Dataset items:
────────────────

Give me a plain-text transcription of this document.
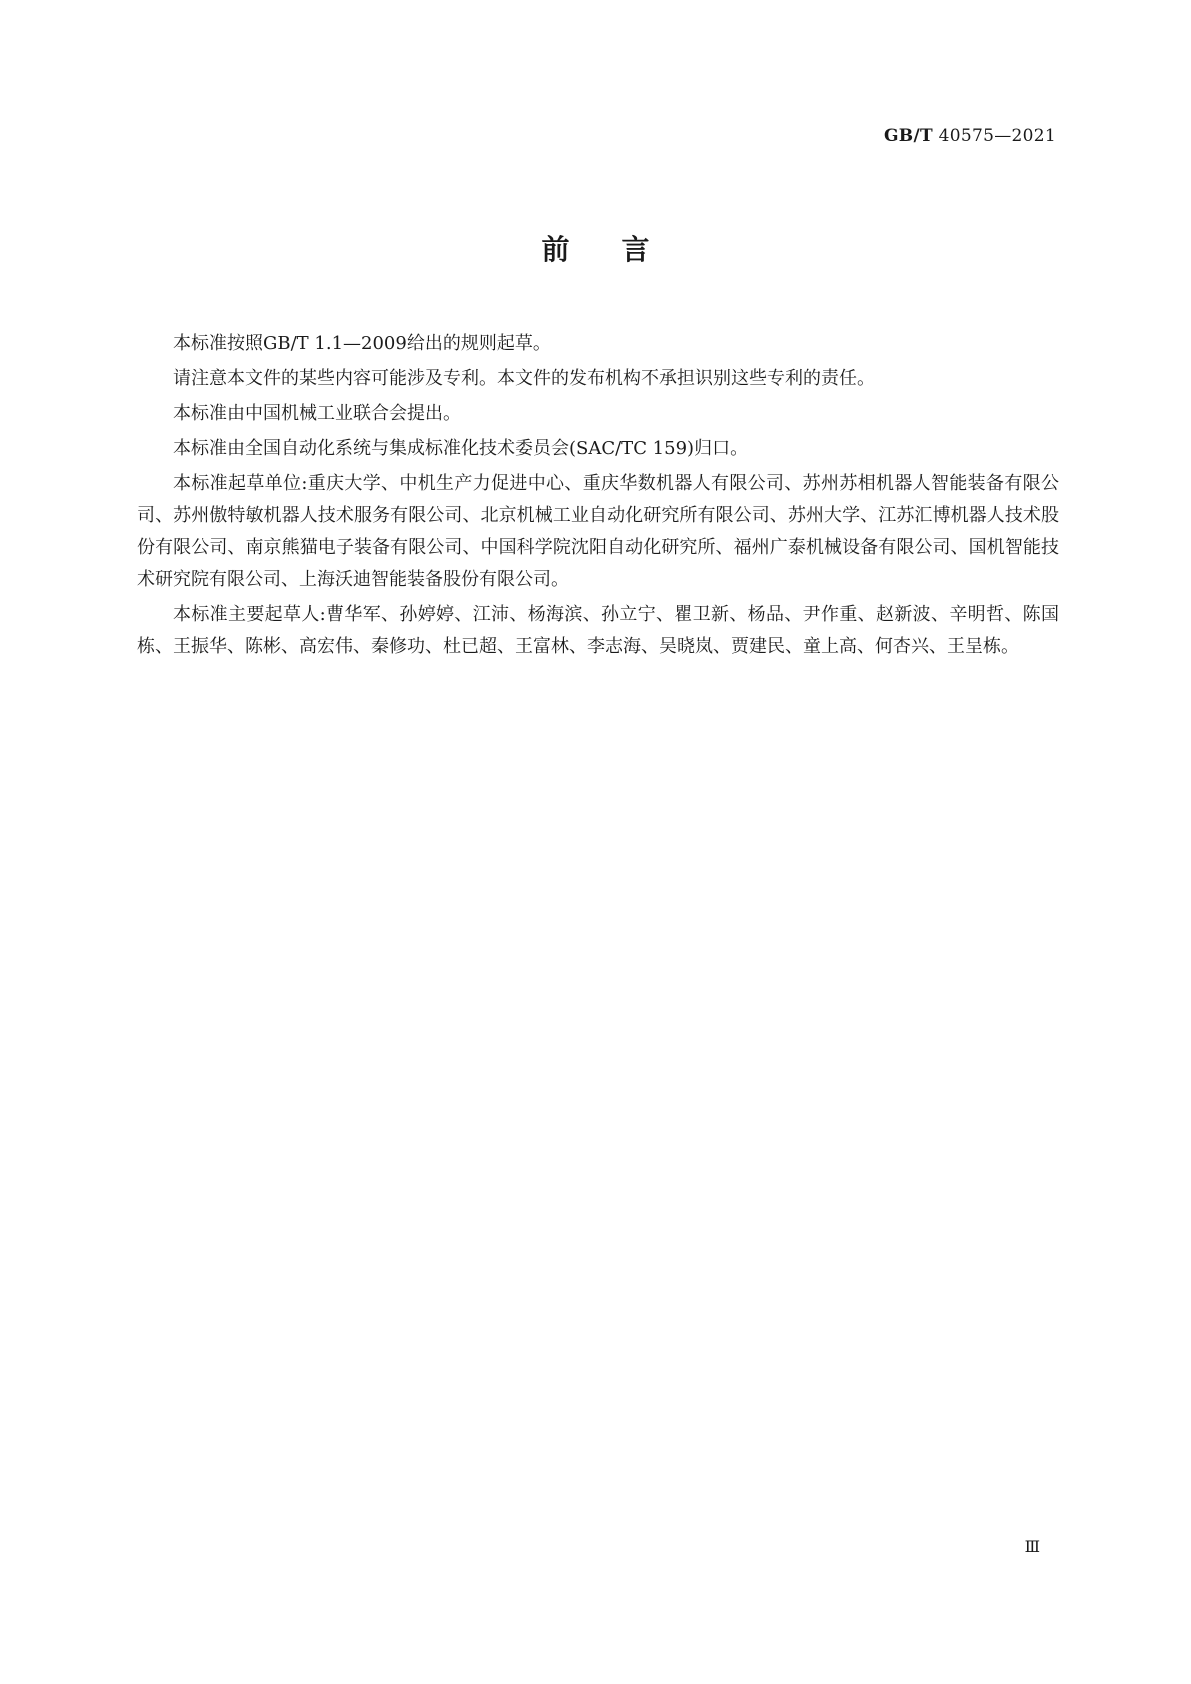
GB/T 40575—2021
前 言

本标准按照GB/T 1.1—2009给出的规则起草。

请注意本文件的某些内容可能涉及专利。本文件的发布机构不承担识别这些专利的责任。

本标准由中国机械工业联合会提出。

本标准由全国自动化系统与集成标准化技术委员会(SAC/TC 159)归口。

本标准起草单位:重庆大学、中机生产力促进中心、重庆华数机器人有限公司、苏州苏相机器人智能装备有限公司、苏州傲特敏机器人技术服务有限公司、北京机械工业自动化研究所有限公司、苏州大学、江苏汇博机器人技术股份有限公司、南京熊猫电子装备有限公司、中国科学院沈阳自动化研究所、福州广泰机械设备有限公司、国机智能技术研究院有限公司、上海沃迪智能装备股份有限公司。

本标准主要起草人:曹华军、孙婷婷、江沛、杨海滨、孙立宁、瞿卫新、杨品、尹作重、赵新波、辛明哲、陈国栋、王振华、陈彬、高宏伟、秦修功、杜已超、王富林、李志海、吴晓岚、贾建民、童上高、何杏兴、王呈栋。

Ⅲ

────────────────

### [WHAT IS REQUIRED]
Repeat the records word for word. Any picture in them should be left out.

### [FULL OUTPUT]
Give me a plain-text transcription of this document.
GB/T 40575—2021
前 言

本标准按照GB/T 1.1—2009给出的规则起草。

请注意本文件的某些内容可能涉及专利。本文件的发布机构不承担识别这些专利的责任。

本标准由中国机械工业联合会提出。

本标准由全国自动化系统与集成标准化技术委员会(SAC/TC 159)归口。

本标准起草单位:重庆大学、中机生产力促进中心、重庆华数机器人有限公司、苏州苏相机器人智能装备有限公司、苏州傲特敏机器人技术服务有限公司、北京机械工业自动化研究所有限公司、苏州大学、江苏汇博机器人技术股份有限公司、南京熊猫电子装备有限公司、中国科学院沈阳自动化研究所、福州广泰机械设备有限公司、国机智能技术研究院有限公司、上海沃迪智能装备股份有限公司。

本标准主要起草人:曹华军、孙婷婷、江沛、杨海滨、孙立宁、瞿卫新、杨品、尹作重、赵新波、辛明哲、陈国栋、王振华、陈彬、高宏伟、秦修功、杜已超、王富林、李志海、吴晓岚、贾建民、童上高、何杏兴、王呈栋。

Ⅲ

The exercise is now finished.